Repeat the listing exactly as given, omitting every image.

== Data listing ==
start
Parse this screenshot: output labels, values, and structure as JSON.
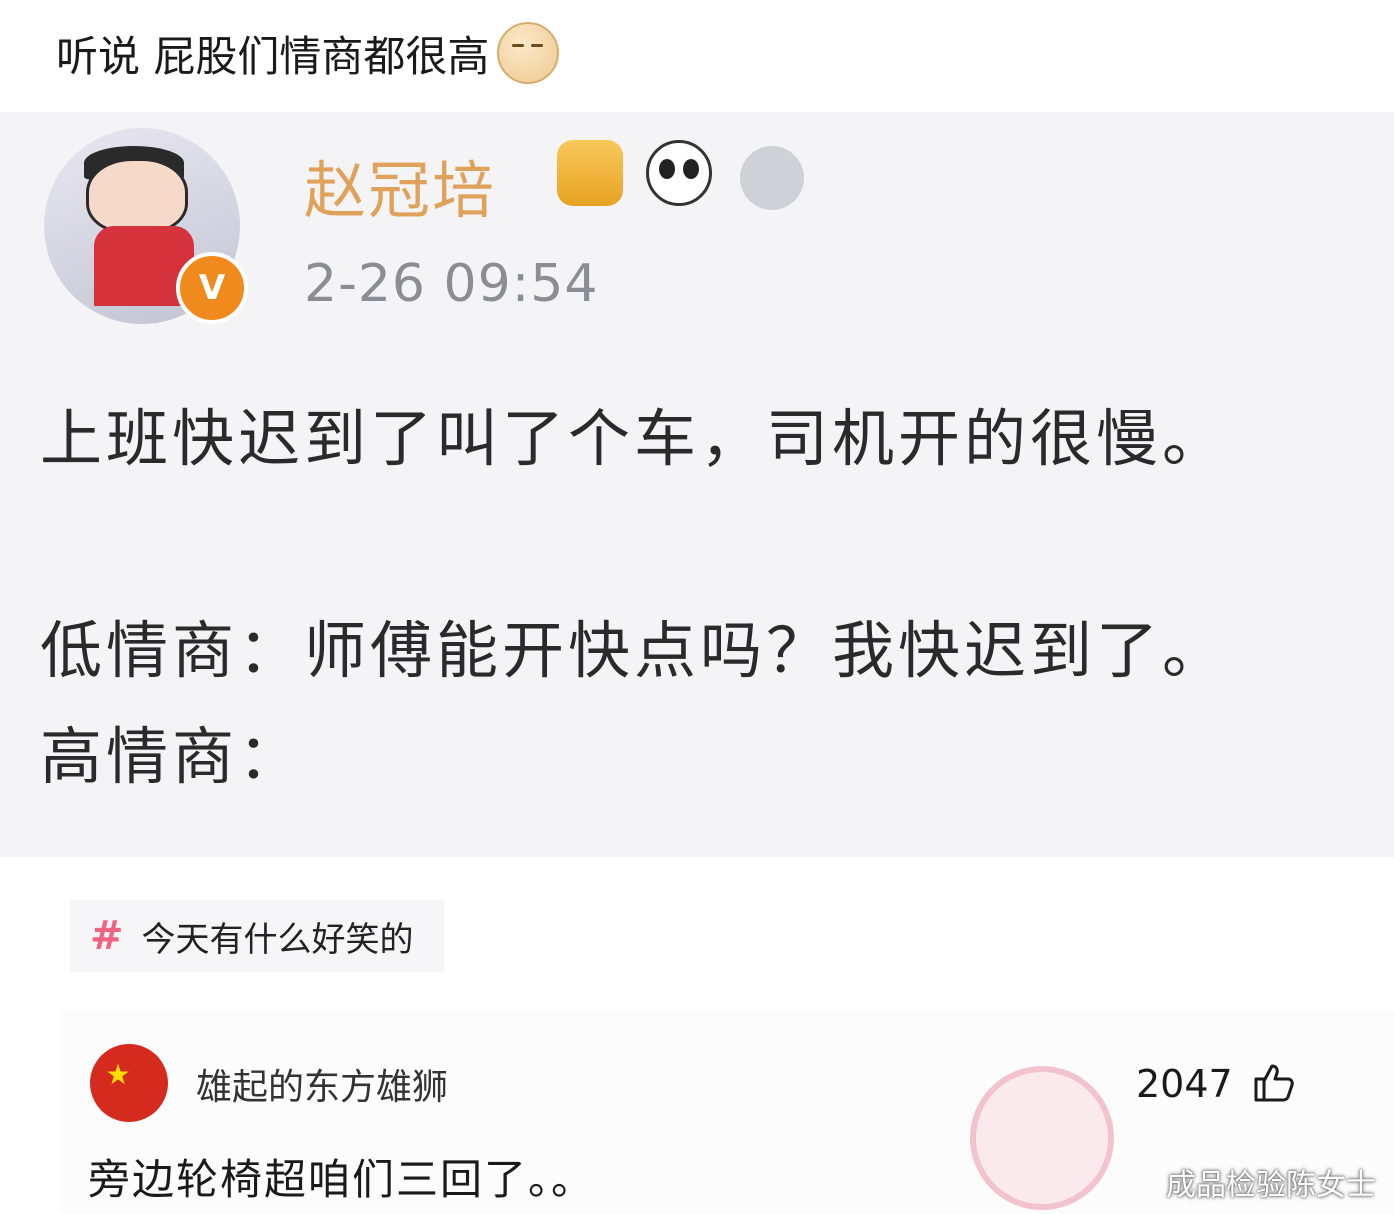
{
  "caption": {
    "text": "听说 屁股们情商都很高",
    "emoji": "smirk-face-emoji"
  },
  "post": {
    "username": "赵冠培",
    "badges": [
      "crown-badge",
      "panda-badge",
      "medal-badge"
    ],
    "verified_mark": "V",
    "timestamp": "2-26 09:54",
    "line1": "上班快迟到了叫了个车，司机开的很慢。",
    "line2": "低情商：师傅能开快点吗？我快迟到了。",
    "line3": "高情商："
  },
  "topic": {
    "hash": "#",
    "label": "今天有什么好笑的"
  },
  "comment": {
    "author": "雄起的东方雄狮",
    "likes": "2047",
    "text": "旁边轮椅超咱们三回了。。"
  },
  "watermark": "成品检验陈女士",
  "colors": {
    "username": "#e0a25a",
    "verified": "#f08a1c",
    "hash": "#f06482",
    "flag": "#d52b1e"
  }
}
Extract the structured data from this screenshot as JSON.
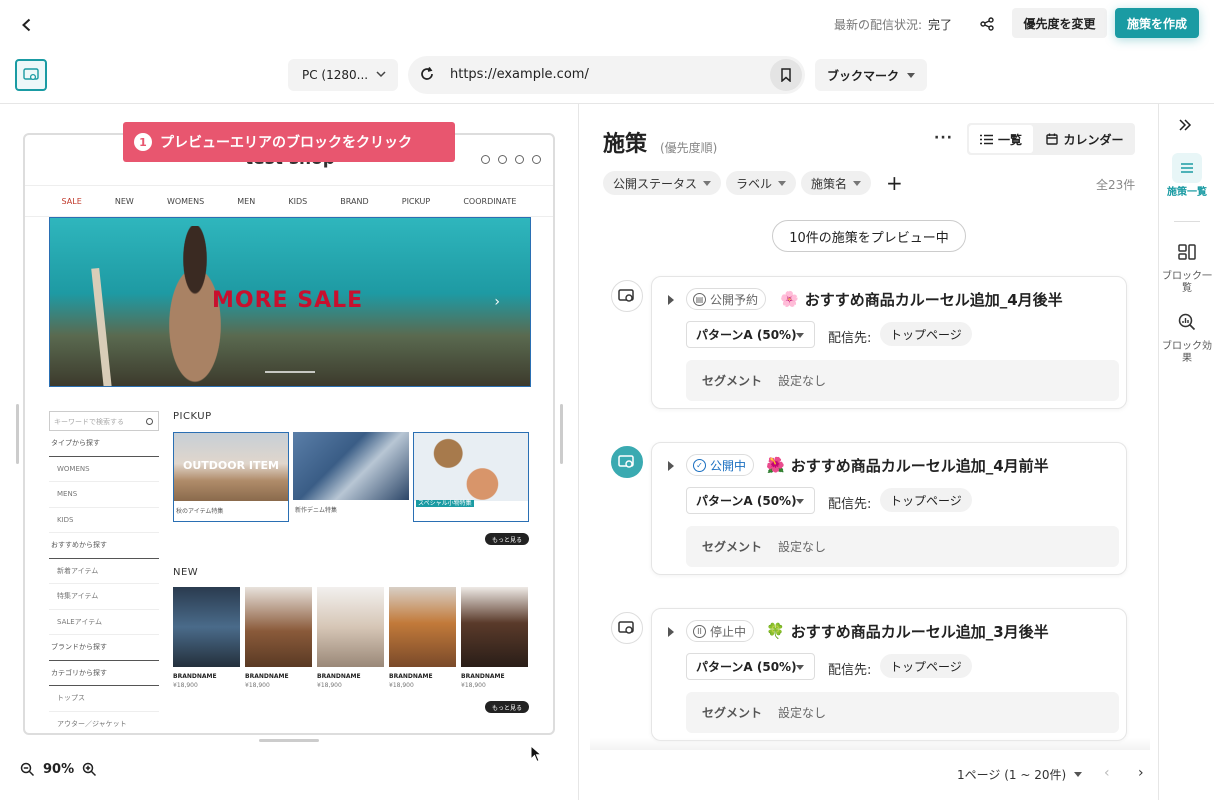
end
== OUTPUT FOR THIS TASK ==
Parse this screenshot: output labels, values, and structure as JSON.
{
  "caption": {
    "text": "听说 屁股们情商都很高",
    "emoji": "smirk-face-emoji"
  },
  "post": {
    "username": "赵冠培",
    "badges": [
      "crown-badge",
      "panda-badge",
      "medal-badge"
    ],
    "verified_mark": "V",
    "timestamp": "2-26 09:54",
    "line1": "上班快迟到了叫了个车，司机开的很慢。",
    "line2": "低情商：师傅能开快点吗？我快迟到了。",
    "line3": "高情商："
  },
  "topic": {
    "hash": "#",
    "label": "今天有什么好笑的"
  },
  "comment": {
    "author": "雄起的东方雄狮",
    "likes": "2047",
    "text": "旁边轮椅超咱们三回了。。"
  },
  "watermark": "成品检验陈女士",
  "colors": {
    "username": "#e0a25a",
    "verified": "#f08a1c",
    "hash": "#f06482",
    "flag": "#d52b1e"
  }
}
Extract the structured data from this screenshot as JSON.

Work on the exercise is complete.